Copy out all the lines where "ylabel" shows up.

* Start DATA FOR THIS EXERCISE *

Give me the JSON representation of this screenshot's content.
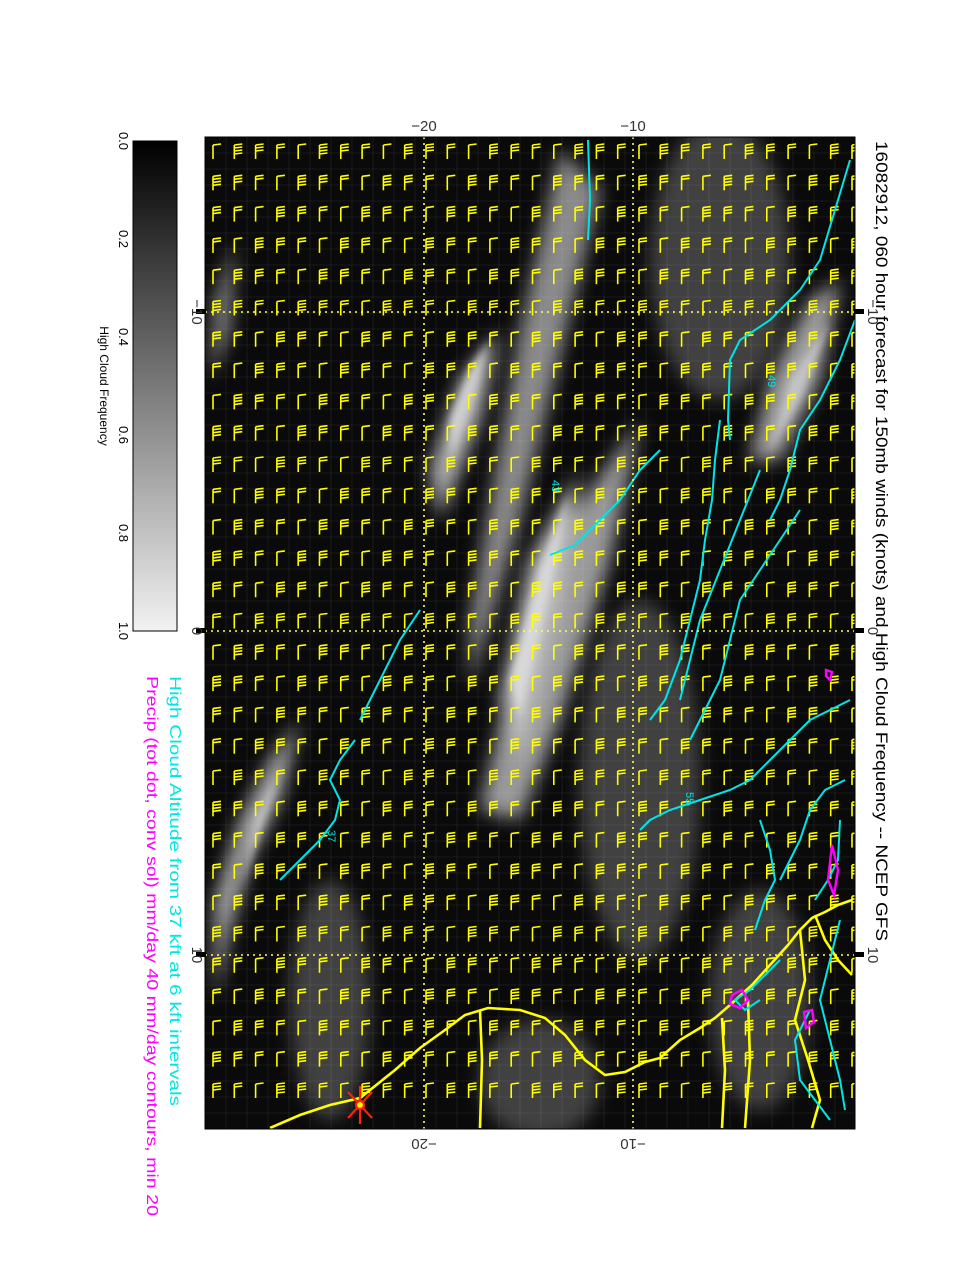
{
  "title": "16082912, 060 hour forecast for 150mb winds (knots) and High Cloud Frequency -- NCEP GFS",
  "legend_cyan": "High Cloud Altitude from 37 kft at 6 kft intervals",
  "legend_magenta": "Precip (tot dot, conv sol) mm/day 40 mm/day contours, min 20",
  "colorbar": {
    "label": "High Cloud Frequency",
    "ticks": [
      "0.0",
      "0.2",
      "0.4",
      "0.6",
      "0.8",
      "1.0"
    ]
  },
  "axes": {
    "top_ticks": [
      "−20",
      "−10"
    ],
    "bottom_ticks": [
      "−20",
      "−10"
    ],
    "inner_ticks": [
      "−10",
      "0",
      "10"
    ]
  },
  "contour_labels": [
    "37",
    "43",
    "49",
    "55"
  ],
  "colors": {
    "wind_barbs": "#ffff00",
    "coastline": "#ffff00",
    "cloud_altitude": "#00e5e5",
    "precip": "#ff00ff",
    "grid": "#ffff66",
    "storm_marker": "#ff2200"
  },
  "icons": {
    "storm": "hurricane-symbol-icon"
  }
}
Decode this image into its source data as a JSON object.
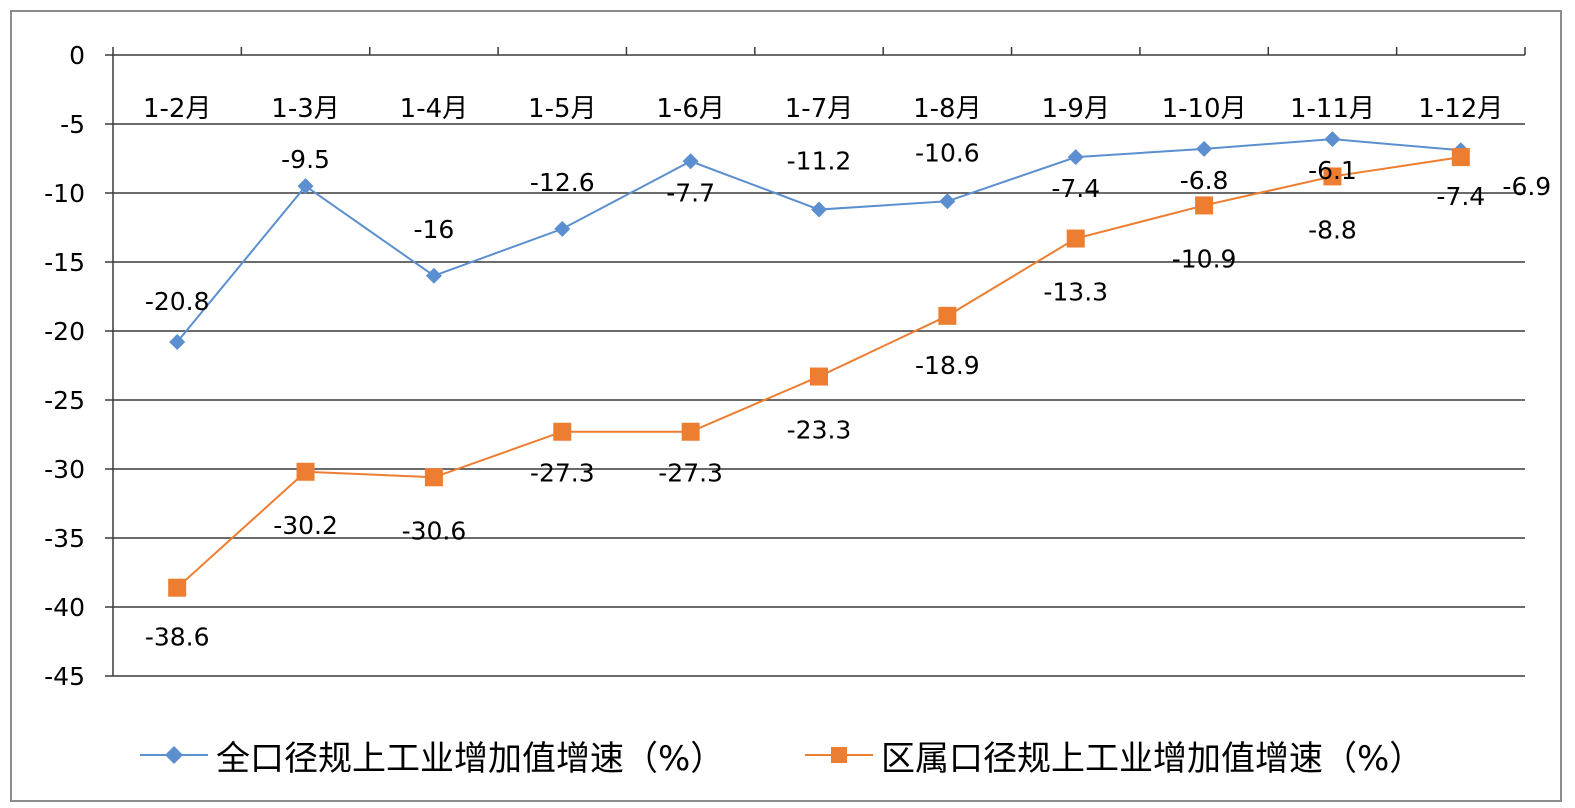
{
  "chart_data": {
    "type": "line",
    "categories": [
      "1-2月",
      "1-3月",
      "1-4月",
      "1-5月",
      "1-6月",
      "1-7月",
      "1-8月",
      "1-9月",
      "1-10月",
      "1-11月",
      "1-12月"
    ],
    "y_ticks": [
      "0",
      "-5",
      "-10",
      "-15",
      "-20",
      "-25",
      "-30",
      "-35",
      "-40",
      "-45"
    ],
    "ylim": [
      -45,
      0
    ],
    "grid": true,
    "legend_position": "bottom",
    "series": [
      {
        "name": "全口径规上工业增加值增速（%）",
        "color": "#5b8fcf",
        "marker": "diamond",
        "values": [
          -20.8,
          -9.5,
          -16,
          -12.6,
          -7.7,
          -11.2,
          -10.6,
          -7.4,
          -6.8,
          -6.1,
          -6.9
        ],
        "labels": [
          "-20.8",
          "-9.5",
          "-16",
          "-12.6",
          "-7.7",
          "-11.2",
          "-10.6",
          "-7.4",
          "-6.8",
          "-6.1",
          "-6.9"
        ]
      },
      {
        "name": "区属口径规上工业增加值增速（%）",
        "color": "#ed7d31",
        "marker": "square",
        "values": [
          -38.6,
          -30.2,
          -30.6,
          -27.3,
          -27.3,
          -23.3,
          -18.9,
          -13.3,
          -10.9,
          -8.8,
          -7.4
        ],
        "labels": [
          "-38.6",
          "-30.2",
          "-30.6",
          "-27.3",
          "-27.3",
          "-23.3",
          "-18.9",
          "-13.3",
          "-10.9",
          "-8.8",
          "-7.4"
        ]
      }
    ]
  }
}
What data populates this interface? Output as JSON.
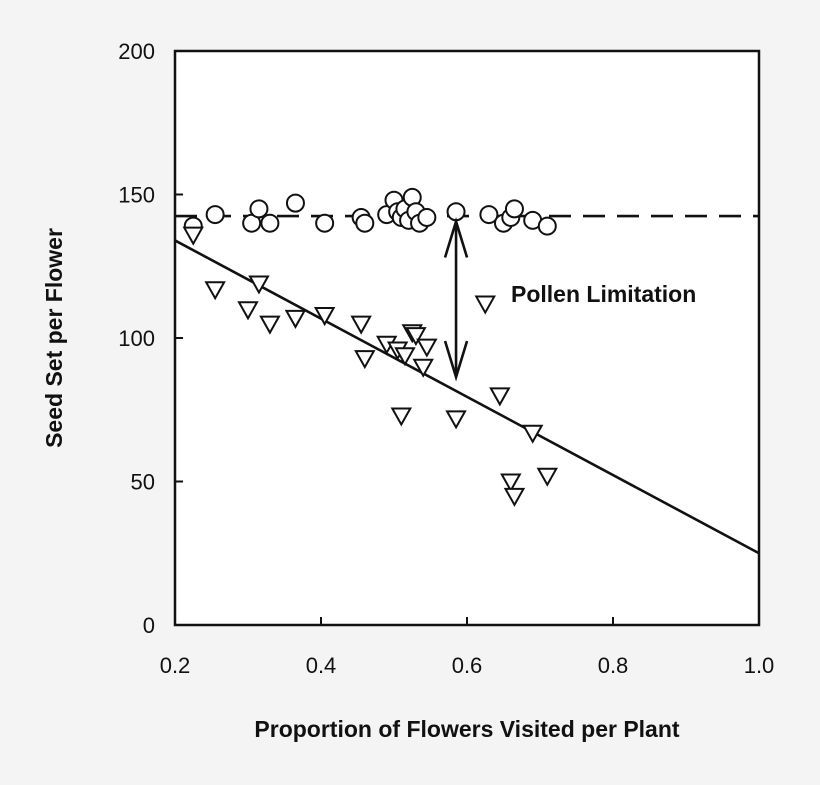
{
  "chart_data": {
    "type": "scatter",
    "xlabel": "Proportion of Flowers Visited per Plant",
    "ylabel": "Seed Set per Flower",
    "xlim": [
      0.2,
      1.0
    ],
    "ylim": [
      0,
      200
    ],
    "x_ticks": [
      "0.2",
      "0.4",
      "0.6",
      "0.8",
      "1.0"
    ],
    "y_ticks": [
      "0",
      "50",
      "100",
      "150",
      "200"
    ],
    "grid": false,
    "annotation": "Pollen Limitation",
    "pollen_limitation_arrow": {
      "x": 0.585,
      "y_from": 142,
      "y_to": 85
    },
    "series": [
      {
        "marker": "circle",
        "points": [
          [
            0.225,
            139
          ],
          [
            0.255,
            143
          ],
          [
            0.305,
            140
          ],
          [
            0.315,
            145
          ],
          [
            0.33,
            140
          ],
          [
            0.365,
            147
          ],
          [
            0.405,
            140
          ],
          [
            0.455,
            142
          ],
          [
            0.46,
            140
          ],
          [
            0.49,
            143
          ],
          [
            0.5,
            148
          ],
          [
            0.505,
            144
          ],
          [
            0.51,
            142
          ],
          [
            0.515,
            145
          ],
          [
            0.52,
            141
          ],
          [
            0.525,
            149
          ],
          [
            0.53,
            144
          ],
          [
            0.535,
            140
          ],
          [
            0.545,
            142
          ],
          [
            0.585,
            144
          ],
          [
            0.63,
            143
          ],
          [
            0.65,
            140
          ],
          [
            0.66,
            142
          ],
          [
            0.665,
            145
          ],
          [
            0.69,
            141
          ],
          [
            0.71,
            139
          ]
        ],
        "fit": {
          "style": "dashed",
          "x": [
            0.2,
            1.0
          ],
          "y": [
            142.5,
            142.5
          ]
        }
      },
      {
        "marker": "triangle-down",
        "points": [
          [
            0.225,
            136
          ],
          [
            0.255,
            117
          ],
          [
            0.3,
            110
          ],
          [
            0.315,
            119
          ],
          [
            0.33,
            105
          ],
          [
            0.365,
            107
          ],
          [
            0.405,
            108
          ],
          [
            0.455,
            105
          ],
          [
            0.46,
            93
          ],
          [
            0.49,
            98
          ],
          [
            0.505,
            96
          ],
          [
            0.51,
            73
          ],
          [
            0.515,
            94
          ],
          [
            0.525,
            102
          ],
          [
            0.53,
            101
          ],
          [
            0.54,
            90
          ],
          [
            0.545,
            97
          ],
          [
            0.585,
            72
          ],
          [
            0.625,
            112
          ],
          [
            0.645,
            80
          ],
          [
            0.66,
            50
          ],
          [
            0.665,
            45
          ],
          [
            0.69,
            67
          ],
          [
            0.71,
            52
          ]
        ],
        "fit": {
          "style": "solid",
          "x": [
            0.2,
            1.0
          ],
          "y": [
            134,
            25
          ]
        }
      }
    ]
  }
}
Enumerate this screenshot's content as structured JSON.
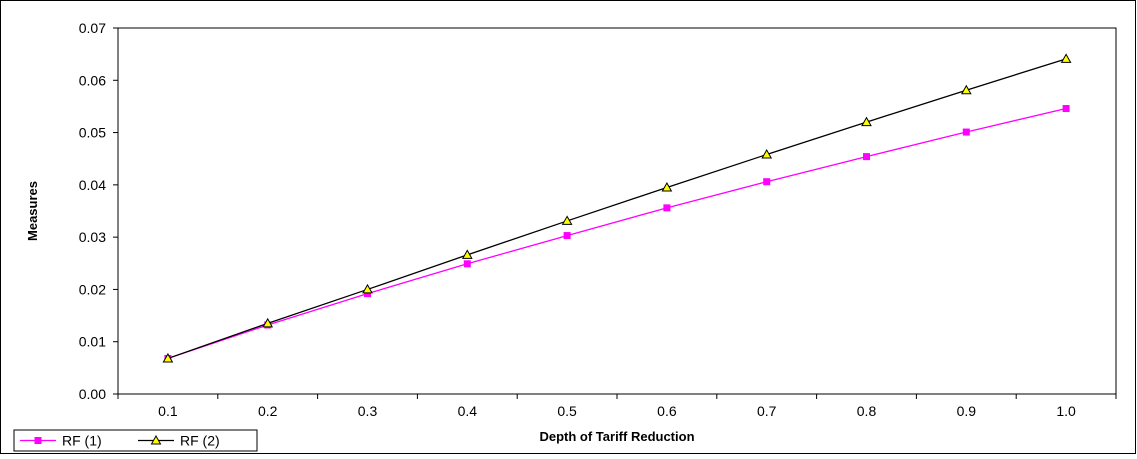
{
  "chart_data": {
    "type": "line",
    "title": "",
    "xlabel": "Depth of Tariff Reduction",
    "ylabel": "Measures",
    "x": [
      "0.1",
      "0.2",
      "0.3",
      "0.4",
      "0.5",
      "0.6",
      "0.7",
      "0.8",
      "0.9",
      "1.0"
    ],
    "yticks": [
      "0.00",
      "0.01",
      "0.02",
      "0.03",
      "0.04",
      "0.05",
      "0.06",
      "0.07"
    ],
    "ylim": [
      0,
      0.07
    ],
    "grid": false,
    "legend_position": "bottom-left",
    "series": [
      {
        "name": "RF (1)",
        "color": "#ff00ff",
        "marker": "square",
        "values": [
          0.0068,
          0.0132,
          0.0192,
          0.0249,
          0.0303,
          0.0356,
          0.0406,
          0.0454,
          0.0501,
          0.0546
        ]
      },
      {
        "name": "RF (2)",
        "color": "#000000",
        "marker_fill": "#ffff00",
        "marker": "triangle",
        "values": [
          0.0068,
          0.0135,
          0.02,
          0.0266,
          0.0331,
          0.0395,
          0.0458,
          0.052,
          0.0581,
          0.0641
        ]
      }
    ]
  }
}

* End DATA FOR THIS EXERCISE *

## EXERCISE SOLUTION:
    "ylabel": "Seed Set per Flower",
    "ylabel": "Measures",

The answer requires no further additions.